* WRITTEN REQUEST *
Copy everything in the transcript of the Kubernetes talk from "Patrick McFadin 11:05" down to "are big ones.", word for word.

* EXTRACT *
——

Patrick McFadin 11:05

We are trying to consume, compute, network, and store efficiently. When we build these applications with all this complicated infrastructure, we’re going to be consuming a lot of it. It’s not just that we want to consume and compute network storage (we will); we want to do it efficiently. We want to do it cost-effectively because the arbitrage ultimately costs. How much do we spend to run our application? If you had an infinite budget, then there’s no problem. You can do whatever you want. However, nobody has an infinite budget. As soon as you get your cloud bill, people start asking questions because it will be big. The type of things we build when we build these data-driven applications is not cheap. These are big ones.

I hope you’re doing this where you’re like, “I’m going to have my complete application stack running in Kubernetes,” but what you’re doing is something more like the flow map on the screen. Say, “I got my database and Kubernetes, and I run all my microservices. There’s my autoscaler set up and go team” what about everything else? You’ve got this disconnected, complicated setup where you’re running multiple architectures, security profiles, and authentication schemes. Remember, Dr. Charica — this is not lazy. It is complicated and hard.

Now, let’s move beyond that database. I’m going to talk about a couple of technologies here, and this is meant to be just a bit of an overview of the technologies, not a deep dive. But I’m going to provide you with some functional information you probably didn’t know about. If you did know about it, then you’re probably doing this as a secret superpower, and you’re not telling anyone. But also, just to permit you to go try this out. Many people don’t think about technology being done a certain way. They just don’t even think about it until somebody encourages them to do so. Then, because we’re all engineers who love to do cool things, you’ll do it. Here’s your opportunity!

Let’s start with streaming with Apache Pulsar. For those who do not know what Apache pulsar is, Pulsar is the next-generation streaming platform. I’ve done a lot of talks on Kafka, so Pulsar is like the next generation of Kafka. The way I describe it is Kafka to Pulsar is like Hadoop to Spark. Kafka served a certain purpose when it was built, and it was built before Kubernetes. Pulsar was built after that with some lessons learned in this next generation. Pulsar has compatibility with Kafka. It does things that Kafka does not do, such as Pub/Sub. It’s turning out to be quite a beast in serving large-scale cloud-native streaming workloads. The ecosystem is built around it. Further, its compatibility layers make it easy to drop it. The great thing about streaming is that you can move it around because a lot of times, data is ephemeral. You’re just pushing it from one point to the other and doing something on the way there. It’s an easy thing to try out.

Why Pulsar in Kubernetes? As I’ve mentioned, it’s a bit of a next-generation system, but it has some components built with cloud-native in mind, and I’ll talk about that in a minute. For cloud-native, it goes like, how does it compete? How does it work with scaling, elasticity, and fault tolerance? Those are all important things to have in a tool that you’re going to deploy Kubernetes. Too many times, we find older tools being bolted in. We throw an operator at and hope for the best. I know I’m talking a little bit about Cassandra sometimes, but it was built with cloud-native in mind for many things. Then, we had to add an operator. The project has been moving quickly towards cloud-native, a little more natively.

——

* LISTED ENTRIES *
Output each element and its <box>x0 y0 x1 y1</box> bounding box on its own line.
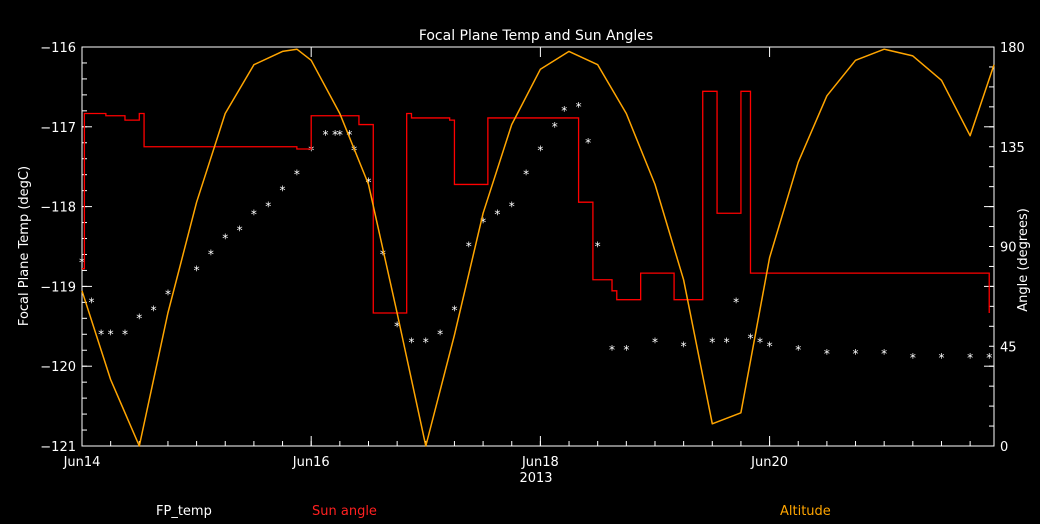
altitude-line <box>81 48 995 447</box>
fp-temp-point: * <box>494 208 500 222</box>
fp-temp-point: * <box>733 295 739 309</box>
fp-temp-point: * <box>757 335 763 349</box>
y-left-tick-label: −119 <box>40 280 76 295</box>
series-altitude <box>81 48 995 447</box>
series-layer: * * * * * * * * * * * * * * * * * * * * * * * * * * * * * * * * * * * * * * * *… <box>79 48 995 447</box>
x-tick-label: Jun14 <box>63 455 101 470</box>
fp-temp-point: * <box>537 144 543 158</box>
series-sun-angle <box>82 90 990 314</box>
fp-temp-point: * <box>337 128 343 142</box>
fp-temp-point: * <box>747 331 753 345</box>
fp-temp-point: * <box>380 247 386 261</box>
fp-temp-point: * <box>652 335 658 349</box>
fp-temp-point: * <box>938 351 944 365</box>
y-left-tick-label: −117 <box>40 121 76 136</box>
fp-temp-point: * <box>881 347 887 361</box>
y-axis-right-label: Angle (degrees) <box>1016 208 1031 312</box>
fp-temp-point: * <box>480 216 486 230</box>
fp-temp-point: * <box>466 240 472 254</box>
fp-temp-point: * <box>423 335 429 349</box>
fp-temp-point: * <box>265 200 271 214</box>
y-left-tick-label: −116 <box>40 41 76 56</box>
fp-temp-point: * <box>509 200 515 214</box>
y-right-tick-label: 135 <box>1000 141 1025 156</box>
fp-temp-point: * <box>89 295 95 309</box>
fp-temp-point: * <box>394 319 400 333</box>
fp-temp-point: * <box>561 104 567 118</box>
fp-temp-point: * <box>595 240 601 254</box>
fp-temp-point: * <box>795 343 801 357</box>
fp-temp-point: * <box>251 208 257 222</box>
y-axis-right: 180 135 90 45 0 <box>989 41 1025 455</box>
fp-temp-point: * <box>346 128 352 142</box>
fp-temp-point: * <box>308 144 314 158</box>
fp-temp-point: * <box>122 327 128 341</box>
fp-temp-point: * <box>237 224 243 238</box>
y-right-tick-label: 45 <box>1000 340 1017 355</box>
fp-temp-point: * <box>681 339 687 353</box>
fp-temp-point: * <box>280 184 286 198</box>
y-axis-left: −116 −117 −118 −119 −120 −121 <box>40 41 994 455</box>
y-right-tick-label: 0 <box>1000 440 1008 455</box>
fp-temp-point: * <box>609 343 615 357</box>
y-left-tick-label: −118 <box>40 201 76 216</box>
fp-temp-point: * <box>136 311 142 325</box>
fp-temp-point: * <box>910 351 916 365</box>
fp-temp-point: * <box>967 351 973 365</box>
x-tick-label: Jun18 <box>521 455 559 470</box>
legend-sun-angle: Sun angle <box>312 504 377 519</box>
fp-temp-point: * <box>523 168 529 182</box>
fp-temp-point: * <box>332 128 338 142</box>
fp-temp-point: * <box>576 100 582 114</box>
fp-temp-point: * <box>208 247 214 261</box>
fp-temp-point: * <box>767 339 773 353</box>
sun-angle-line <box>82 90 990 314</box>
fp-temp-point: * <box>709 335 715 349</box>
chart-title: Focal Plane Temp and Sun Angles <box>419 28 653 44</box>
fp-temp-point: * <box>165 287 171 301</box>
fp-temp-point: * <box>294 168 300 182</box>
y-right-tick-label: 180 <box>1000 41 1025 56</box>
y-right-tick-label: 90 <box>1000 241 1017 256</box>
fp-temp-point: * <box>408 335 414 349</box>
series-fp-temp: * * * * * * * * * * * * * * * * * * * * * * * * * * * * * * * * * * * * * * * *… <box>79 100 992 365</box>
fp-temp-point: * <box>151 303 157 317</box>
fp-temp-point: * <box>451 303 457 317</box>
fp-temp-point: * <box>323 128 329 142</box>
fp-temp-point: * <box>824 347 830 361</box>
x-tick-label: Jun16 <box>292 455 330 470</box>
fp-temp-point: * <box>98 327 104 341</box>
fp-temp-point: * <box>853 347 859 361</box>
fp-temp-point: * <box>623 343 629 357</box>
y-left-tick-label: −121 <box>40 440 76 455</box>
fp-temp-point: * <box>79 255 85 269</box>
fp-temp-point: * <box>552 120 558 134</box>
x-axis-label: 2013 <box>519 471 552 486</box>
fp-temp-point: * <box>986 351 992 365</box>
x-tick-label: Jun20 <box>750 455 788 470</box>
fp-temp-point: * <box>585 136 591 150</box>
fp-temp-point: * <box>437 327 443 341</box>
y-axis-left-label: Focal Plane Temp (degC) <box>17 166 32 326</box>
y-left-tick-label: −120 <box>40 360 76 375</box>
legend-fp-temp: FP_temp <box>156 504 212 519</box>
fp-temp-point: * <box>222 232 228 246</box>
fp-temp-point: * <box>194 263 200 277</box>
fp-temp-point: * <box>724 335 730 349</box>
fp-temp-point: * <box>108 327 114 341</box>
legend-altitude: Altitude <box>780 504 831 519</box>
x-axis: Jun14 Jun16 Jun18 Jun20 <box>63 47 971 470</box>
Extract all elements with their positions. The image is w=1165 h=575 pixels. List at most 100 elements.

——

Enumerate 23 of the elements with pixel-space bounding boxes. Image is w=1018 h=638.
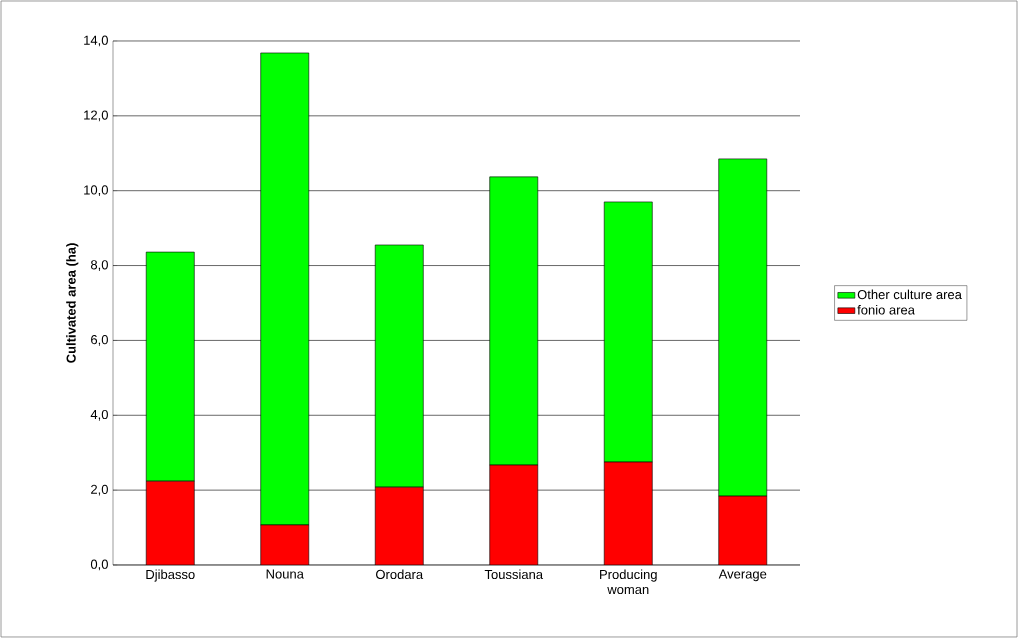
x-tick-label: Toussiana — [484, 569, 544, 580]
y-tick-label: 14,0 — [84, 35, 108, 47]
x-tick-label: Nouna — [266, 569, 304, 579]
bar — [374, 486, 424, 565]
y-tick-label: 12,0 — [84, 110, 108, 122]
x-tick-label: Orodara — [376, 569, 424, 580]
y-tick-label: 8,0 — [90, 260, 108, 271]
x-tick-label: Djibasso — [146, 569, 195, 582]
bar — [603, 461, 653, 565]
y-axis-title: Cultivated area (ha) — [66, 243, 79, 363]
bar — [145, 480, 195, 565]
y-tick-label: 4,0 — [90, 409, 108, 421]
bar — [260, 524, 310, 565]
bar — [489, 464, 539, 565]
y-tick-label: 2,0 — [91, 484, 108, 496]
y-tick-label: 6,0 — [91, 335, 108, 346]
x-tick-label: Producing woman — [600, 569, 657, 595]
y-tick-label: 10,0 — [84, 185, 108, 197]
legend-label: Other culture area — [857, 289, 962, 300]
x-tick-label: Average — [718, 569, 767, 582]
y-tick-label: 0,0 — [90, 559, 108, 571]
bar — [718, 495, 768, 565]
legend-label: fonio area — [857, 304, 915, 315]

——

* WRITTEN SOLUTION *
Patrick McFadin 11:05

We are trying to consume, compute, network, and store efficiently. When we build these applications with all this complicated infrastructure, we’re going to be consuming a lot of it. It’s not just that we want to consume and compute network storage (we will); we want to do it efficiently. We want to do it cost-effectively because the arbitrage ultimately costs. How much do we spend to run our application? If you had an infinite budget, then there’s no problem. You can do whatever you want. However, nobody has an infinite budget. As soon as you get your cloud bill, people start asking questions because it will be big. The type of things we build when we build these data-driven applications is not cheap. These are big ones.